TASK GOAL: Write out the listing below exactly, and omit any images you find in it.

DATA ROWS:
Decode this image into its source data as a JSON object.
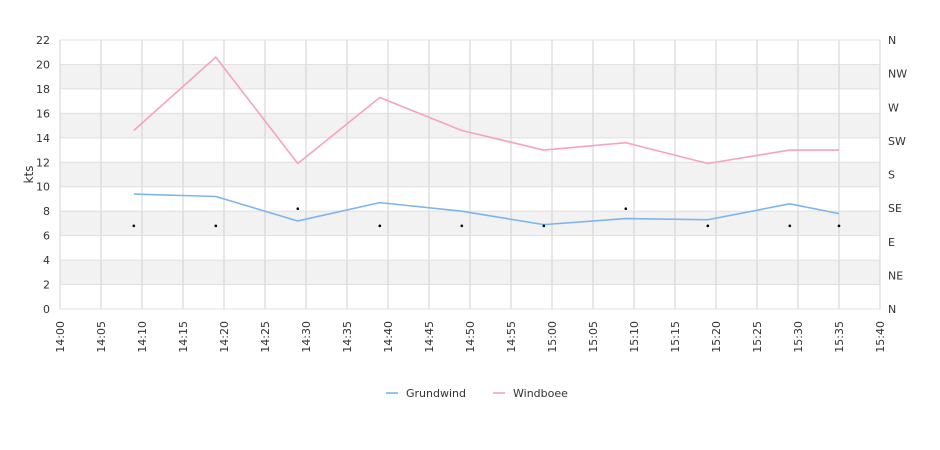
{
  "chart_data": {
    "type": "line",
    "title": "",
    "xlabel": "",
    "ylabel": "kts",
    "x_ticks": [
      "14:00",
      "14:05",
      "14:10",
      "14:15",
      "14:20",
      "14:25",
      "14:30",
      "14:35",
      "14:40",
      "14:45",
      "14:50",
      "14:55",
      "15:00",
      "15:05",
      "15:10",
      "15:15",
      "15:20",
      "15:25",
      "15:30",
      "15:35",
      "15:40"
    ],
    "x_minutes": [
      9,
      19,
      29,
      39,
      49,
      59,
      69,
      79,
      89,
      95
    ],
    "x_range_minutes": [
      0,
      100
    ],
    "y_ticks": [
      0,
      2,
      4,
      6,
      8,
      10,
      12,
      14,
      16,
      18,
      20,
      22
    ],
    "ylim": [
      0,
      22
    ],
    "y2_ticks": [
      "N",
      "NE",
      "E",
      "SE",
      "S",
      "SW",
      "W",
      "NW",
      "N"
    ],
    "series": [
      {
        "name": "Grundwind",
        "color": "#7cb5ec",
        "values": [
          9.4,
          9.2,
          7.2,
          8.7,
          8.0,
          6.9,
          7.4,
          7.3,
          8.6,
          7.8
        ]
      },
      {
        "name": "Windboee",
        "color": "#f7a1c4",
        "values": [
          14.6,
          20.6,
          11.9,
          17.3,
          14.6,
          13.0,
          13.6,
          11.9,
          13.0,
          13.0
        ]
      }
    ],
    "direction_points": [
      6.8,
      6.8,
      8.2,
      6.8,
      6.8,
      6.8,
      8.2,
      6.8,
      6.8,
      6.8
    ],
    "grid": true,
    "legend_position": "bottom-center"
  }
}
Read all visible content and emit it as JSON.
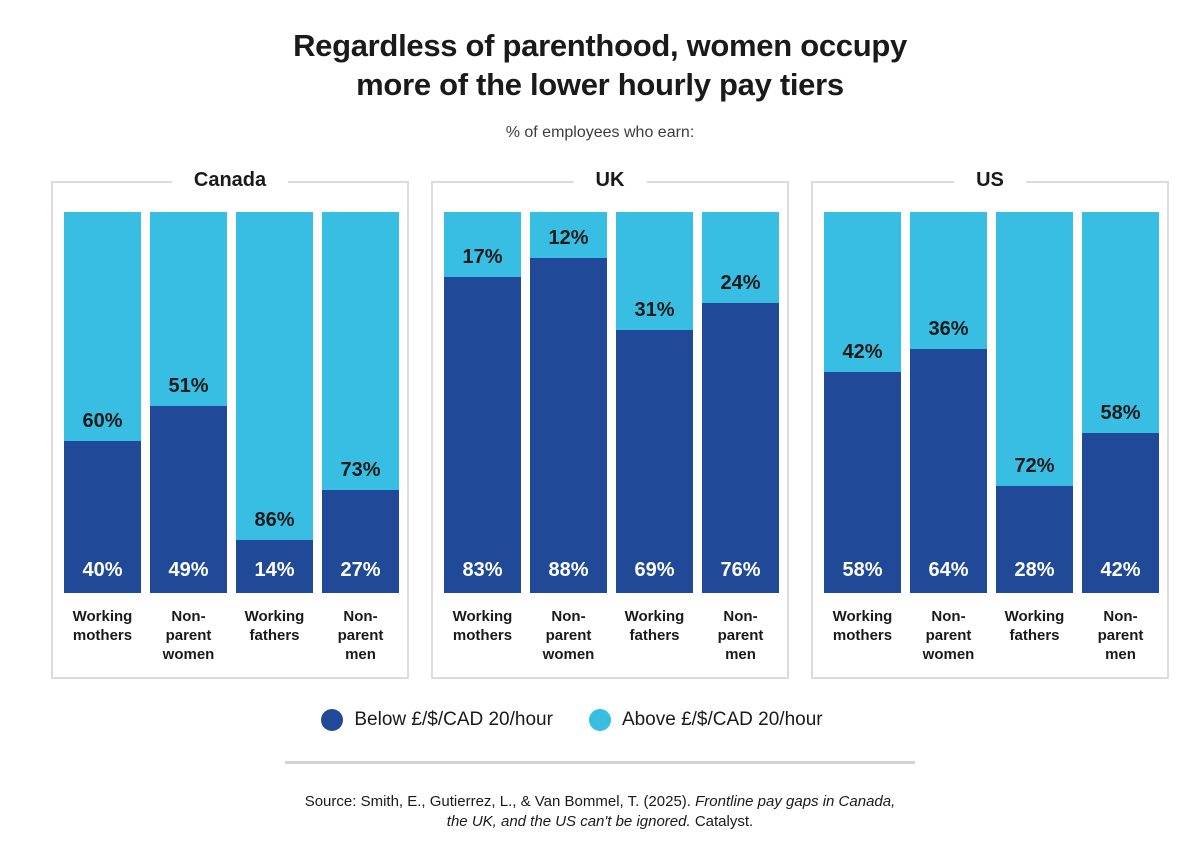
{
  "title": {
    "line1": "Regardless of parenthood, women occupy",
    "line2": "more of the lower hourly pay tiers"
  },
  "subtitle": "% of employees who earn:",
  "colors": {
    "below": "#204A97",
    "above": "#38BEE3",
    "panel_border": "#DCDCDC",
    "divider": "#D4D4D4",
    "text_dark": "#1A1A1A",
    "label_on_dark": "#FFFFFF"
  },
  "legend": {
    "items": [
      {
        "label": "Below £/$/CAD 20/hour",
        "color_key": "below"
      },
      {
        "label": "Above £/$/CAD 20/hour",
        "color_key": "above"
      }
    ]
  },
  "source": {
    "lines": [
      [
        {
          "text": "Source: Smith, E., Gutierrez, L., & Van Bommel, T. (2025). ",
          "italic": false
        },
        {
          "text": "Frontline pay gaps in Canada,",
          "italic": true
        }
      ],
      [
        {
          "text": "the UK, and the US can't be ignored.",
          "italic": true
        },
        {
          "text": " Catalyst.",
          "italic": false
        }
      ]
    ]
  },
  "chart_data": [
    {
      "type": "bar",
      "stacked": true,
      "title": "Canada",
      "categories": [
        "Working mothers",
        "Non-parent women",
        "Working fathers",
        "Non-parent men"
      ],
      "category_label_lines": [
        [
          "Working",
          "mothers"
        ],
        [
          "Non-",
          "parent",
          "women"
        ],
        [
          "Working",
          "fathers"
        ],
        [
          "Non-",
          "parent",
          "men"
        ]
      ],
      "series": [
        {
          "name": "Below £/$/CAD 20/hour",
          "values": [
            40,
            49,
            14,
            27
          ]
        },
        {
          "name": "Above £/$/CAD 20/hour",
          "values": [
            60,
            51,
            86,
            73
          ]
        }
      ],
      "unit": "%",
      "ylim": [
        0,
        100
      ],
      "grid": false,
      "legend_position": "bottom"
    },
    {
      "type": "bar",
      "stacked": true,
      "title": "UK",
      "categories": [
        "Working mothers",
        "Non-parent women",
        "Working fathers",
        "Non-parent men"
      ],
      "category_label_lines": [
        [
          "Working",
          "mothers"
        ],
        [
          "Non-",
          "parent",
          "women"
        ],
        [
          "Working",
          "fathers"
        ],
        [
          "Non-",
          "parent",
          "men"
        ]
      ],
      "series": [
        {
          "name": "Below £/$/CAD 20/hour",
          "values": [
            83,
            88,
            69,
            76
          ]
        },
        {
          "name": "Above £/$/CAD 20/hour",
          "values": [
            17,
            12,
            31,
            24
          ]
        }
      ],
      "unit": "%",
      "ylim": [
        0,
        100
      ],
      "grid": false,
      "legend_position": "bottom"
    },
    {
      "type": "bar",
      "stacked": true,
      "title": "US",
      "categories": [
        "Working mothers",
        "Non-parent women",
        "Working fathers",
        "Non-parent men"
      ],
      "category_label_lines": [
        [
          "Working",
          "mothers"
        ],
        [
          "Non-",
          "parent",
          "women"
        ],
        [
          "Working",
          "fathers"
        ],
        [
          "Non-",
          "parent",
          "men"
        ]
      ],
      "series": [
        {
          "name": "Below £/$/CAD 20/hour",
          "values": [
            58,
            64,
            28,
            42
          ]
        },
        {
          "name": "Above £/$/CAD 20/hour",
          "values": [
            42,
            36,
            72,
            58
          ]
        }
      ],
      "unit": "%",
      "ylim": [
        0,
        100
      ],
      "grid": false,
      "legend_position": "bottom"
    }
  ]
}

COMPLETE OUTPUT:
Decode this image into its source data as a JSON object.
{
  "chart_data": {
    "type": "line",
    "title": "",
    "xlabel": "",
    "ylabel": "kts",
    "x_ticks": [
      "14:00",
      "14:05",
      "14:10",
      "14:15",
      "14:20",
      "14:25",
      "14:30",
      "14:35",
      "14:40",
      "14:45",
      "14:50",
      "14:55",
      "15:00",
      "15:05",
      "15:10",
      "15:15",
      "15:20",
      "15:25",
      "15:30",
      "15:35",
      "15:40"
    ],
    "x_minutes": [
      9,
      19,
      29,
      39,
      49,
      59,
      69,
      79,
      89,
      95
    ],
    "x_range_minutes": [
      0,
      100
    ],
    "y_ticks": [
      0,
      2,
      4,
      6,
      8,
      10,
      12,
      14,
      16,
      18,
      20,
      22
    ],
    "ylim": [
      0,
      22
    ],
    "y2_ticks": [
      "N",
      "NE",
      "E",
      "SE",
      "S",
      "SW",
      "W",
      "NW",
      "N"
    ],
    "series": [
      {
        "name": "Grundwind",
        "color": "#7cb5ec",
        "values": [
          9.4,
          9.2,
          7.2,
          8.7,
          8.0,
          6.9,
          7.4,
          7.3,
          8.6,
          7.8
        ]
      },
      {
        "name": "Windboee",
        "color": "#f7a1c4",
        "values": [
          14.6,
          20.6,
          11.9,
          17.3,
          14.6,
          13.0,
          13.6,
          11.9,
          13.0,
          13.0
        ]
      }
    ],
    "direction_points": [
      6.8,
      6.8,
      8.2,
      6.8,
      6.8,
      6.8,
      8.2,
      6.8,
      6.8,
      6.8
    ],
    "grid": true,
    "legend_position": "bottom-center"
  }
}
Read all visible content and emit it as JSON.
{
  "title": {
    "line1": "Regardless of parenthood, women occupy",
    "line2": "more of the lower hourly pay tiers"
  },
  "subtitle": "% of employees who earn:",
  "colors": {
    "below": "#204A97",
    "above": "#38BEE3",
    "panel_border": "#DCDCDC",
    "divider": "#D4D4D4",
    "text_dark": "#1A1A1A",
    "label_on_dark": "#FFFFFF"
  },
  "legend": {
    "items": [
      {
        "label": "Below £/$/CAD 20/hour",
        "color_key": "below"
      },
      {
        "label": "Above £/$/CAD 20/hour",
        "color_key": "above"
      }
    ]
  },
  "source": {
    "lines": [
      [
        {
          "text": "Source: Smith, E., Gutierrez, L., & Van Bommel, T. (2025). ",
          "italic": false
        },
        {
          "text": "Frontline pay gaps in Canada,",
          "italic": true
        }
      ],
      [
        {
          "text": "the UK, and the US can't be ignored.",
          "italic": true
        },
        {
          "text": " Catalyst.",
          "italic": false
        }
      ]
    ]
  },
  "chart_data": [
    {
      "type": "bar",
      "stacked": true,
      "title": "Canada",
      "categories": [
        "Working mothers",
        "Non-parent women",
        "Working fathers",
        "Non-parent men"
      ],
      "category_label_lines": [
        [
          "Working",
          "mothers"
        ],
        [
          "Non-",
          "parent",
          "women"
        ],
        [
          "Working",
          "fathers"
        ],
        [
          "Non-",
          "parent",
          "men"
        ]
      ],
      "series": [
        {
          "name": "Below £/$/CAD 20/hour",
          "values": [
            40,
            49,
            14,
            27
          ]
        },
        {
          "name": "Above £/$/CAD 20/hour",
          "values": [
            60,
            51,
            86,
            73
          ]
        }
      ],
      "unit": "%",
      "ylim": [
        0,
        100
      ],
      "grid": false,
      "legend_position": "bottom"
    },
    {
      "type": "bar",
      "stacked": true,
      "title": "UK",
      "categories": [
        "Working mothers",
        "Non-parent women",
        "Working fathers",
        "Non-parent men"
      ],
      "category_label_lines": [
        [
          "Working",
          "mothers"
        ],
        [
          "Non-",
          "parent",
          "women"
        ],
        [
          "Working",
          "fathers"
        ],
        [
          "Non-",
          "parent",
          "men"
        ]
      ],
      "series": [
        {
          "name": "Below £/$/CAD 20/hour",
          "values": [
            83,
            88,
            69,
            76
          ]
        },
        {
          "name": "Above £/$/CAD 20/hour",
          "values": [
            17,
            12,
            31,
            24
          ]
        }
      ],
      "unit": "%",
      "ylim": [
        0,
        100
      ],
      "grid": false,
      "legend_position": "bottom"
    },
    {
      "type": "bar",
      "stacked": true,
      "title": "US",
      "categories": [
        "Working mothers",
        "Non-parent women",
        "Working fathers",
        "Non-parent men"
      ],
      "category_label_lines": [
        [
          "Working",
          "mothers"
        ],
        [
          "Non-",
          "parent",
          "women"
        ],
        [
          "Working",
          "fathers"
        ],
        [
          "Non-",
          "parent",
          "men"
        ]
      ],
      "series": [
        {
          "name": "Below £/$/CAD 20/hour",
          "values": [
            58,
            64,
            28,
            42
          ]
        },
        {
          "name": "Above £/$/CAD 20/hour",
          "values": [
            42,
            36,
            72,
            58
          ]
        }
      ],
      "unit": "%",
      "ylim": [
        0,
        100
      ],
      "grid": false,
      "legend_position": "bottom"
    }
  ]
}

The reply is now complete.